---- RECORDS TO USE

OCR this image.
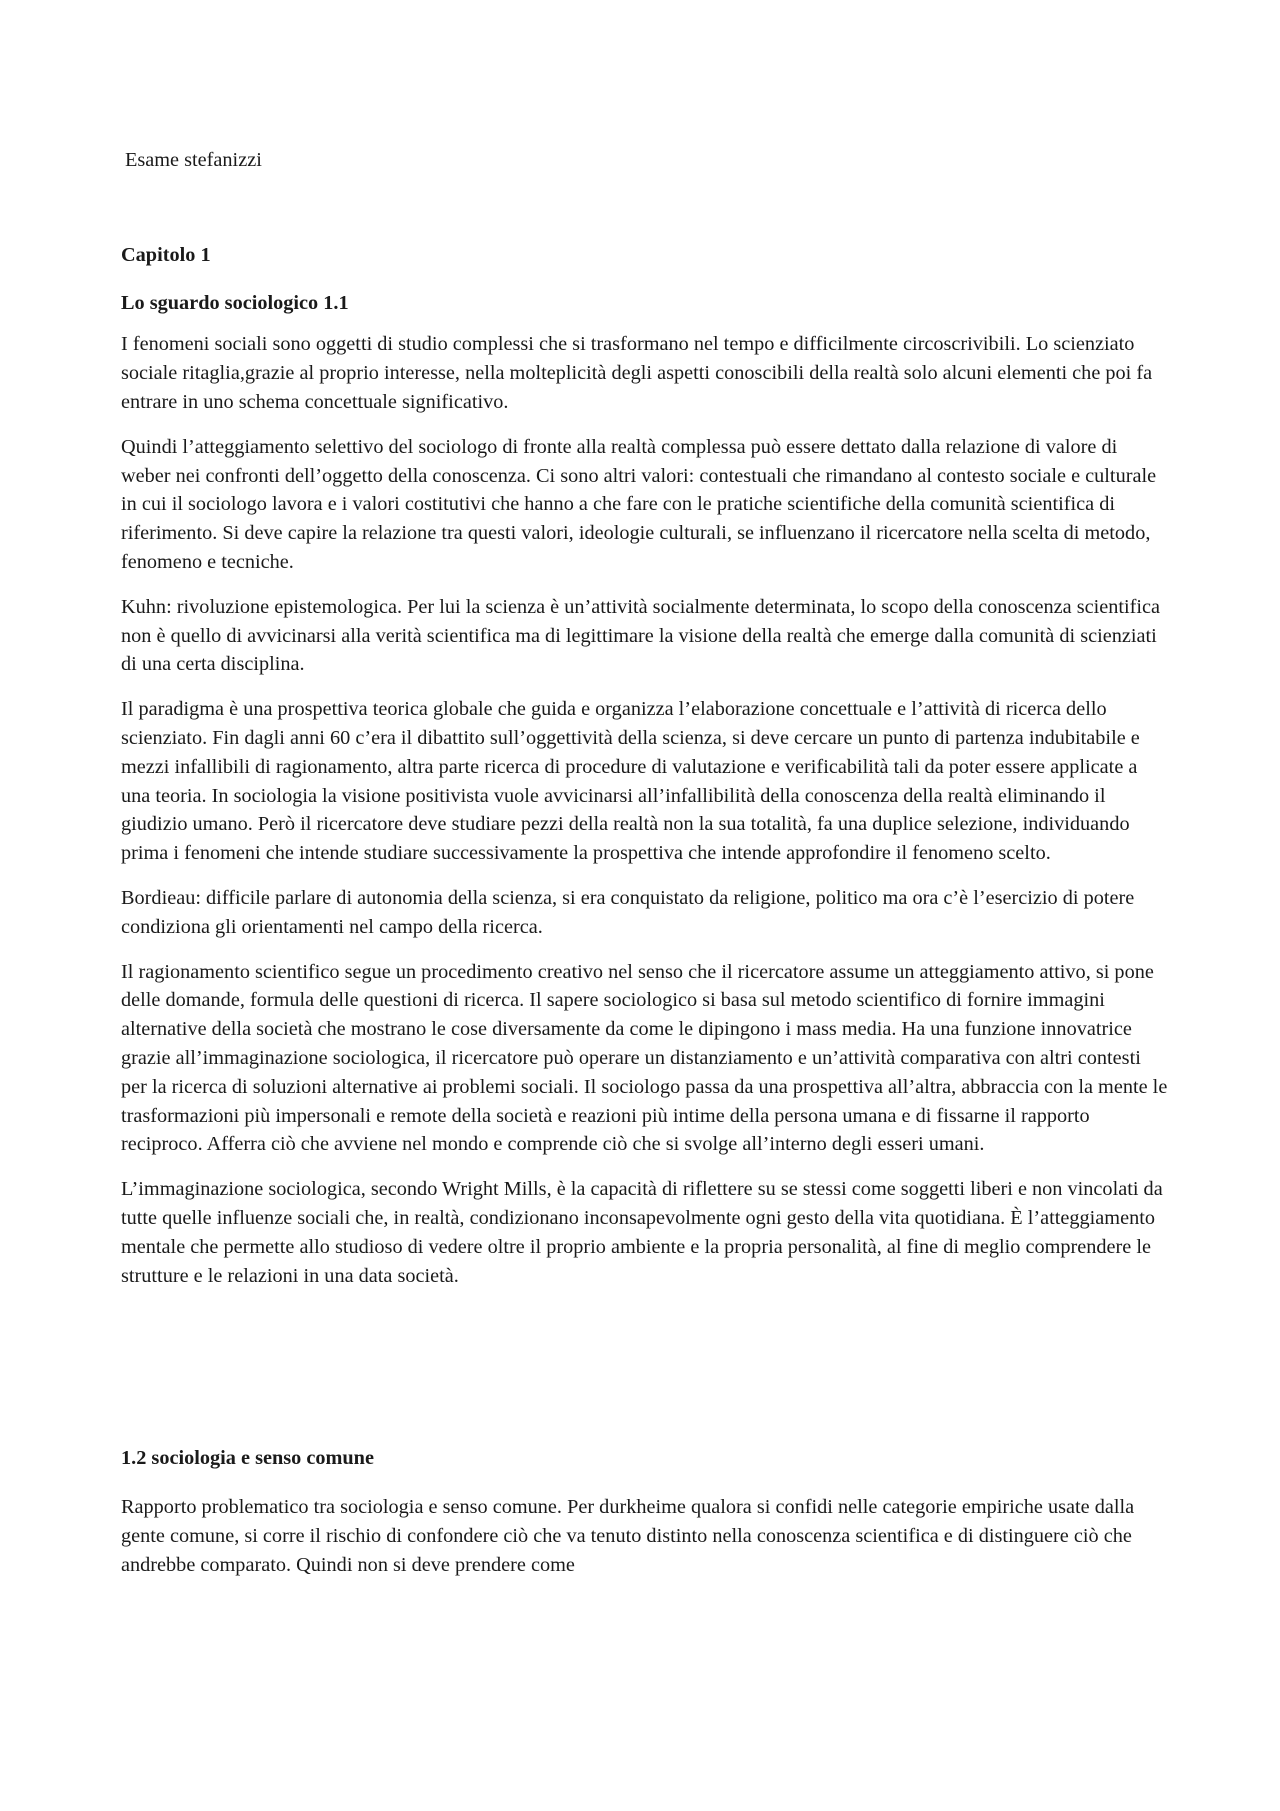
Esame stefanizzi

Capitolo 1

Lo sguardo sociologico 1.1

I fenomeni sociali sono oggetti di studio complessi che si trasformano nel tempo e difficilmente circoscrivibili. Lo scienziato sociale ritaglia,grazie al proprio interesse, nella molteplicità degli aspetti conoscibili della realtà solo alcuni elementi che poi fa entrare in uno schema concettuale significativo.

Quindi l’atteggiamento selettivo del sociologo di fronte alla realtà complessa può essere dettato dalla relazione di valore di weber nei confronti dell’oggetto della conoscenza. Ci sono altri valori: contestuali che rimandano al contesto sociale e culturale in cui il sociologo lavora e i valori costitutivi che hanno a che fare con le pratiche scientifiche della comunità scientifica di riferimento. Si deve capire la relazione tra questi valori, ideologie culturali, se influenzano il ricercatore nella scelta di metodo, fenomeno e tecniche.

Kuhn: rivoluzione epistemologica. Per lui la scienza è un’attività socialmente determinata, lo scopo della conoscenza scientifica non è quello di avvicinarsi alla verità scientifica ma di legittimare la visione della realtà che emerge dalla comunità di scienziati di una certa disciplina.

Il paradigma è una prospettiva teorica globale che guida e organizza l’elaborazione concettuale e l’attività di ricerca dello scienziato. Fin dagli anni 60 c’era il dibattito sull’oggettività della scienza, si deve cercare un punto di partenza indubitabile e mezzi infallibili di ragionamento, altra parte ricerca di procedure di valutazione e verificabilità tali da poter essere applicate a una teoria. In sociologia la visione positivista vuole avvicinarsi all’infallibilità della conoscenza della realtà eliminando il giudizio umano. Però il ricercatore deve studiare pezzi della realtà non la sua totalità, fa una duplice selezione, individuando prima i fenomeni che intende studiare successivamente la prospettiva che intende approfondire il fenomeno scelto.

Bordieau: difficile parlare di autonomia della scienza, si era conquistato da religione, politico ma ora c’è l’esercizio di potere condiziona gli orientamenti nel campo della ricerca.

Il ragionamento scientifico segue un procedimento creativo nel senso che il ricercatore assume un atteggiamento attivo, si pone delle domande, formula delle questioni di ricerca. Il sapere sociologico si basa sul metodo scientifico di fornire immagini alternative della società che mostrano le cose diversamente da come le dipingono i mass media. Ha una funzione innovatrice grazie all’immaginazione sociologica, il ricercatore può operare un distanziamento e un’attività comparativa con altri contesti per la ricerca di soluzioni alternative ai problemi sociali. Il sociologo passa da una prospettiva all’altra, abbraccia con la mente le trasformazioni più impersonali e remote della società e reazioni più intime della persona umana e di fissarne il rapporto reciproco. Afferra ciò che avviene nel mondo e comprende ciò che si svolge all’interno degli esseri umani.

L’immaginazione sociologica, secondo Wright Mills, è la capacità di riflettere su se stessi come soggetti liberi e non vincolati da tutte quelle influenze sociali che, in realtà, condizionano inconsapevolmente ogni gesto della vita quotidiana. È l’atteggiamento mentale che permette allo studioso di vedere oltre il proprio ambiente e la propria personalità, al fine di meglio comprendere le strutture e le relazioni in una data società.

1.2 sociologia e senso comune

Rapporto problematico tra sociologia e senso comune. Per durkheime qualora si confidi nelle categorie empiriche usate dalla gente comune, si corre il rischio di confondere ciò che va tenuto distinto nella conoscenza scientifica e di distinguere ciò che andrebbe comparato. Quindi non si deve prendere come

--------

EXERCISE TASK — Pictures in the records above are left out; print everything else exactly as written.

OUTPUT FOR THIS EXERCISE —
OCR this image.
Esame stefanizzi

Capitolo 1

Lo sguardo sociologico 1.1

I fenomeni sociali sono oggetti di studio complessi che si trasformano nel tempo e difficilmente circoscrivibili. Lo scienziato sociale ritaglia,grazie al proprio interesse, nella molteplicità degli aspetti conoscibili della realtà solo alcuni elementi che poi fa entrare in uno schema concettuale significativo.

Quindi l’atteggiamento selettivo del sociologo di fronte alla realtà complessa può essere dettato dalla relazione di valore di weber nei confronti dell’oggetto della conoscenza. Ci sono altri valori: contestuali che rimandano al contesto sociale e culturale in cui il sociologo lavora e i valori costitutivi che hanno a che fare con le pratiche scientifiche della comunità scientifica di riferimento. Si deve capire la relazione tra questi valori, ideologie culturali, se influenzano il ricercatore nella scelta di metodo, fenomeno e tecniche.

Kuhn: rivoluzione epistemologica. Per lui la scienza è un’attività socialmente determinata, lo scopo della conoscenza scientifica non è quello di avvicinarsi alla verità scientifica ma di legittimare la visione della realtà che emerge dalla comunità di scienziati di una certa disciplina.

Il paradigma è una prospettiva teorica globale che guida e organizza l’elaborazione concettuale e l’attività di ricerca dello scienziato. Fin dagli anni 60 c’era il dibattito sull’oggettività della scienza, si deve cercare un punto di partenza indubitabile e mezzi infallibili di ragionamento, altra parte ricerca di procedure di valutazione e verificabilità tali da poter essere applicate a una teoria. In sociologia la visione positivista vuole avvicinarsi all’infallibilità della conoscenza della realtà eliminando il giudizio umano. Però il ricercatore deve studiare pezzi della realtà non la sua totalità, fa una duplice selezione, individuando prima i fenomeni che intende studiare successivamente la prospettiva che intende approfondire il fenomeno scelto.

Bordieau: difficile parlare di autonomia della scienza, si era conquistato da religione, politico ma ora c’è l’esercizio di potere condiziona gli orientamenti nel campo della ricerca.

Il ragionamento scientifico segue un procedimento creativo nel senso che il ricercatore assume un atteggiamento attivo, si pone delle domande, formula delle questioni di ricerca. Il sapere sociologico si basa sul metodo scientifico di fornire immagini alternative della società che mostrano le cose diversamente da come le dipingono i mass media. Ha una funzione innovatrice grazie all’immaginazione sociologica, il ricercatore può operare un distanziamento e un’attività comparativa con altri contesti per la ricerca di soluzioni alternative ai problemi sociali. Il sociologo passa da una prospettiva all’altra, abbraccia con la mente le trasformazioni più impersonali e remote della società e reazioni più intime della persona umana e di fissarne il rapporto reciproco. Afferra ciò che avviene nel mondo e comprende ciò che si svolge all’interno degli esseri umani.

L’immaginazione sociologica, secondo Wright Mills, è la capacità di riflettere su se stessi come soggetti liberi e non vincolati da tutte quelle influenze sociali che, in realtà, condizionano inconsapevolmente ogni gesto della vita quotidiana. È l’atteggiamento mentale che permette allo studioso di vedere oltre il proprio ambiente e la propria personalità, al fine di meglio comprendere le strutture e le relazioni in una data società.

1.2 sociologia e senso comune

Rapporto problematico tra sociologia e senso comune. Per durkheime qualora si confidi nelle categorie empiriche usate dalla gente comune, si corre il rischio di confondere ciò che va tenuto distinto nella conoscenza scientifica e di distinguere ciò che andrebbe comparato. Quindi non si deve prendere come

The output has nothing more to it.